◆ **Exercise**
Say how many lines hold the string "output"; please write nothing but the number.

Extracted records

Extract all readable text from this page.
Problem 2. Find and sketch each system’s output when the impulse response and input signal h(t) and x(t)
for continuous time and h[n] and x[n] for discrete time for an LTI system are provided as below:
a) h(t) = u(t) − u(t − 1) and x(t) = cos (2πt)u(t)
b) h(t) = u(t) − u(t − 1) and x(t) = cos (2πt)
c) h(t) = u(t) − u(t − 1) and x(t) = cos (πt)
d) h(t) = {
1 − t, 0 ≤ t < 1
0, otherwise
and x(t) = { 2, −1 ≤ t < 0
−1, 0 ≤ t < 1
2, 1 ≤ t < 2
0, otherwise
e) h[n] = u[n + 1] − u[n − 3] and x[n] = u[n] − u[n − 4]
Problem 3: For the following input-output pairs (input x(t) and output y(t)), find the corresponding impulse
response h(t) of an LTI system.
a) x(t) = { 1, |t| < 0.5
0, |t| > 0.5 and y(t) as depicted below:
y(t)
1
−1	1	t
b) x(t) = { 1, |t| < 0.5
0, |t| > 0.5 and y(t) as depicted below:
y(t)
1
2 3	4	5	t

◆ **Exercise answer**
2